● OBJECTIVE
Can you give all the records again without altering a single character?
┌────────
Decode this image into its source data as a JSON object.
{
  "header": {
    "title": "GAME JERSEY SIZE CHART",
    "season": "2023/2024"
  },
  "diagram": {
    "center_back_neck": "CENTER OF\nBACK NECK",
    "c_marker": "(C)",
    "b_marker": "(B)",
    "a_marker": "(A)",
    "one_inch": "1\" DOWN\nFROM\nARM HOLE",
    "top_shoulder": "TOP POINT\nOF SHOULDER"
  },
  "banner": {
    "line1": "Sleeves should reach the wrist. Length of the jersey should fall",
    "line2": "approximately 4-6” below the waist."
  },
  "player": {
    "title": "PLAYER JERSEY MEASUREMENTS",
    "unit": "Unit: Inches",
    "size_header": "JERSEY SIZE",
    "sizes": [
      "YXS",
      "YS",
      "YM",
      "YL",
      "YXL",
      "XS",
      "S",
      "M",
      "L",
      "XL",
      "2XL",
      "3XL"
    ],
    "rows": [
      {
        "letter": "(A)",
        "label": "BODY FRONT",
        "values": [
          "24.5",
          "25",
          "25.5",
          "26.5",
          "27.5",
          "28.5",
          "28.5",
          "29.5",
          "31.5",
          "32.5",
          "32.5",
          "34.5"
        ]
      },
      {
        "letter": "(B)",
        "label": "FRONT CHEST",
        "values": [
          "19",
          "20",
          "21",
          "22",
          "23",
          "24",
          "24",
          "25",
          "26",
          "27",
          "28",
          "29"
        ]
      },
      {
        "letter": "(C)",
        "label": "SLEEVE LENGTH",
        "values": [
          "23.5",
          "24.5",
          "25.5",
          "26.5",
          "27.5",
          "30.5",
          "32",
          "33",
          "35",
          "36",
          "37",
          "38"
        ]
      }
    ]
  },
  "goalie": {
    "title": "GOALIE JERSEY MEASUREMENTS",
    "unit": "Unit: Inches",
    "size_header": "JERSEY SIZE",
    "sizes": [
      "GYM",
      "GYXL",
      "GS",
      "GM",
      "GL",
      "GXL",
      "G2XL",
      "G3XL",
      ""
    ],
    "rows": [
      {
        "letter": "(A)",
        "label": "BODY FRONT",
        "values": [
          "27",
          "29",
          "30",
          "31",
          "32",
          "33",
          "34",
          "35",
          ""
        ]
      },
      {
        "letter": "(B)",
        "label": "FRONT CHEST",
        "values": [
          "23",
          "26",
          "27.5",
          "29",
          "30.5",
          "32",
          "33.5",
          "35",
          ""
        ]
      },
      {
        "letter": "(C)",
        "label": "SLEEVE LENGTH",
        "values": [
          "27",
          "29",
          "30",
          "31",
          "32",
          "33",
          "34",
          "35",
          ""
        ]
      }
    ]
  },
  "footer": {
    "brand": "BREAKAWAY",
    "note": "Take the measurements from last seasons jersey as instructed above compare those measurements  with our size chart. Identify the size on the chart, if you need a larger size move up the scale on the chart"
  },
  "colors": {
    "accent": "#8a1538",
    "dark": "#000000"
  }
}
└────────
● TASK OUTPUT
Decode this image into its source data as a JSON object.
{
  "header": {
    "title": "GAME JERSEY SIZE CHART",
    "season": "2023/2024"
  },
  "diagram": {
    "center_back_neck": "CENTER OF\nBACK NECK",
    "c_marker": "(C)",
    "b_marker": "(B)",
    "a_marker": "(A)",
    "one_inch": "1\" DOWN\nFROM\nARM HOLE",
    "top_shoulder": "TOP POINT\nOF SHOULDER"
  },
  "banner": {
    "line1": "Sleeves should reach the wrist. Length of the jersey should fall",
    "line2": "approximately 4-6” below the waist."
  },
  "player": {
    "title": "PLAYER JERSEY MEASUREMENTS",
    "unit": "Unit: Inches",
    "size_header": "JERSEY SIZE",
    "sizes": [
      "YXS",
      "YS",
      "YM",
      "YL",
      "YXL",
      "XS",
      "S",
      "M",
      "L",
      "XL",
      "2XL",
      "3XL"
    ],
    "rows": [
      {
        "letter": "(A)",
        "label": "BODY FRONT",
        "values": [
          "24.5",
          "25",
          "25.5",
          "26.5",
          "27.5",
          "28.5",
          "28.5",
          "29.5",
          "31.5",
          "32.5",
          "32.5",
          "34.5"
        ]
      },
      {
        "letter": "(B)",
        "label": "FRONT CHEST",
        "values": [
          "19",
          "20",
          "21",
          "22",
          "23",
          "24",
          "24",
          "25",
          "26",
          "27",
          "28",
          "29"
        ]
      },
      {
        "letter": "(C)",
        "label": "SLEEVE LENGTH",
        "values": [
          "23.5",
          "24.5",
          "25.5",
          "26.5",
          "27.5",
          "30.5",
          "32",
          "33",
          "35",
          "36",
          "37",
          "38"
        ]
      }
    ]
  },
  "goalie": {
    "title": "GOALIE JERSEY MEASUREMENTS",
    "unit": "Unit: Inches",
    "size_header": "JERSEY SIZE",
    "sizes": [
      "GYM",
      "GYXL",
      "GS",
      "GM",
      "GL",
      "GXL",
      "G2XL",
      "G3XL",
      ""
    ],
    "rows": [
      {
        "letter": "(A)",
        "label": "BODY FRONT",
        "values": [
          "27",
          "29",
          "30",
          "31",
          "32",
          "33",
          "34",
          "35",
          ""
        ]
      },
      {
        "letter": "(B)",
        "label": "FRONT CHEST",
        "values": [
          "23",
          "26",
          "27.5",
          "29",
          "30.5",
          "32",
          "33.5",
          "35",
          ""
        ]
      },
      {
        "letter": "(C)",
        "label": "SLEEVE LENGTH",
        "values": [
          "27",
          "29",
          "30",
          "31",
          "32",
          "33",
          "34",
          "35",
          ""
        ]
      }
    ]
  },
  "footer": {
    "brand": "BREAKAWAY",
    "note": "Take the measurements from last seasons jersey as instructed above compare those measurements  with our size chart. Identify the size on the chart, if you need a larger size move up the scale on the chart"
  },
  "colors": {
    "accent": "#8a1538",
    "dark": "#000000"
  }
}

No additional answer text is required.